Stored entries:
+-------+

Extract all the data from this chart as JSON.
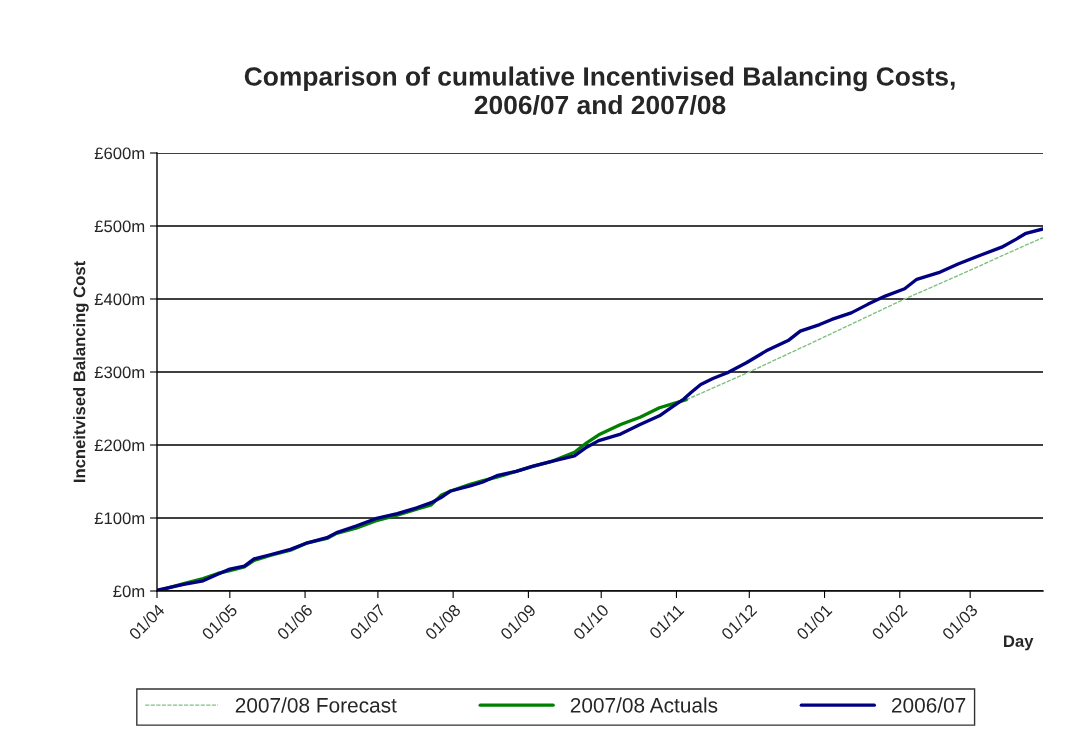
{
  "chart_data": {
    "type": "line",
    "title": "Comparison of cumulative Incentivised Balancing Costs,\n2006/07 and 2007/08",
    "xlabel": "Day",
    "ylabel": "Incneitvised Balancing Cost",
    "xlim": [
      "2007-04-01",
      "2008-03-31"
    ],
    "xticks": [
      {
        "value": "2007-04-01",
        "label": "01/04"
      },
      {
        "value": "2007-05-01",
        "label": "01/05"
      },
      {
        "value": "2007-06-01",
        "label": "01/06"
      },
      {
        "value": "2007-07-01",
        "label": "01/07"
      },
      {
        "value": "2007-08-01",
        "label": "01/08"
      },
      {
        "value": "2007-09-01",
        "label": "01/09"
      },
      {
        "value": "2007-10-01",
        "label": "01/10"
      },
      {
        "value": "2007-11-01",
        "label": "01/11"
      },
      {
        "value": "2007-12-01",
        "label": "01/12"
      },
      {
        "value": "2008-01-01",
        "label": "01/01"
      },
      {
        "value": "2008-02-01",
        "label": "01/02"
      },
      {
        "value": "2008-03-01",
        "label": "01/03"
      }
    ],
    "ylim": [
      0,
      600
    ],
    "yticks": [
      {
        "value": 0,
        "label": "£0m"
      },
      {
        "value": 100,
        "label": "£100m"
      },
      {
        "value": 200,
        "label": "£200m"
      },
      {
        "value": 300,
        "label": "£300m"
      },
      {
        "value": 400,
        "label": "£400m"
      },
      {
        "value": 500,
        "label": "£500m"
      },
      {
        "value": 600,
        "label": "£600m"
      }
    ],
    "grid": "y",
    "legend": "bottom",
    "marker": "none",
    "series": [
      {
        "name": "2007/08 Forecast",
        "color": "#80c080",
        "line_style": "dashed",
        "x": [
          "2007-11-05",
          "2007-12-01",
          "2007-12-30",
          "2008-02-03",
          "2008-02-25",
          "2008-03-24",
          "2008-03-31"
        ],
        "values": [
          262,
          300,
          345,
          400,
          432,
          474,
          484
        ]
      },
      {
        "name": "2007/08 Actuals",
        "color": "#008000",
        "line_style": "solid",
        "x": [
          "2007-04-01",
          "2007-04-12",
          "2007-04-20",
          "2007-04-26",
          "2007-05-01",
          "2007-05-07",
          "2007-05-11",
          "2007-05-18",
          "2007-05-26",
          "2007-06-02",
          "2007-06-10",
          "2007-06-14",
          "2007-06-22",
          "2007-06-30",
          "2007-07-09",
          "2007-07-17",
          "2007-07-23",
          "2007-07-27",
          "2007-07-31",
          "2007-08-08",
          "2007-08-13",
          "2007-08-19",
          "2007-08-27",
          "2007-09-02",
          "2007-09-11",
          "2007-09-20",
          "2007-09-25",
          "2007-09-30",
          "2007-10-09",
          "2007-10-17",
          "2007-10-25",
          "2007-10-31",
          "2007-11-05"
        ],
        "values": [
          0,
          10,
          17,
          24,
          28,
          33,
          42,
          49,
          56,
          66,
          72,
          79,
          86,
          96,
          104,
          112,
          118,
          131,
          137,
          146,
          151,
          156,
          164,
          170,
          178,
          190,
          203,
          214,
          228,
          238,
          251,
          257,
          262
        ]
      },
      {
        "name": "2006/07",
        "color": "#000080",
        "line_style": "solid",
        "x": [
          "2007-04-01",
          "2007-04-12",
          "2007-04-20",
          "2007-04-26",
          "2007-05-01",
          "2007-05-07",
          "2007-05-11",
          "2007-05-18",
          "2007-05-26",
          "2007-06-02",
          "2007-06-10",
          "2007-06-14",
          "2007-06-22",
          "2007-06-30",
          "2007-07-09",
          "2007-07-17",
          "2007-07-23",
          "2007-07-27",
          "2007-07-31",
          "2007-08-08",
          "2007-08-13",
          "2007-08-19",
          "2007-08-27",
          "2007-09-03",
          "2007-09-11",
          "2007-09-20",
          "2007-09-25",
          "2007-09-30",
          "2007-10-09",
          "2007-10-17",
          "2007-10-25",
          "2007-10-31",
          "2007-11-04",
          "2007-11-07",
          "2007-11-11",
          "2007-11-16",
          "2007-11-22",
          "2007-11-30",
          "2007-12-08",
          "2007-12-17",
          "2007-12-22",
          "2007-12-30",
          "2008-01-04",
          "2008-01-12",
          "2008-01-19",
          "2008-01-26",
          "2008-02-03",
          "2008-02-08",
          "2008-02-17",
          "2008-02-25",
          "2008-03-06",
          "2008-03-14",
          "2008-03-20",
          "2008-03-24",
          "2008-03-31"
        ],
        "values": [
          1,
          9,
          14,
          23,
          30,
          34,
          44,
          50,
          57,
          66,
          73,
          80,
          89,
          99,
          106,
          114,
          121,
          128,
          137,
          144,
          149,
          158,
          164,
          171,
          178,
          185,
          197,
          206,
          215,
          228,
          240,
          254,
          263,
          272,
          283,
          291,
          299,
          313,
          329,
          343,
          356,
          365,
          372,
          381,
          393,
          404,
          414,
          427,
          436,
          448,
          461,
          471,
          482,
          490,
          496
        ]
      }
    ]
  }
}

+-------+

Only lines with the word "Balancing" should be collected from the material.

    "title": "Comparison of cumulative Incentivised Balancing Costs,\n2006/07 and 2007/08",
    "ylabel": "Incneitvised Balancing Cost",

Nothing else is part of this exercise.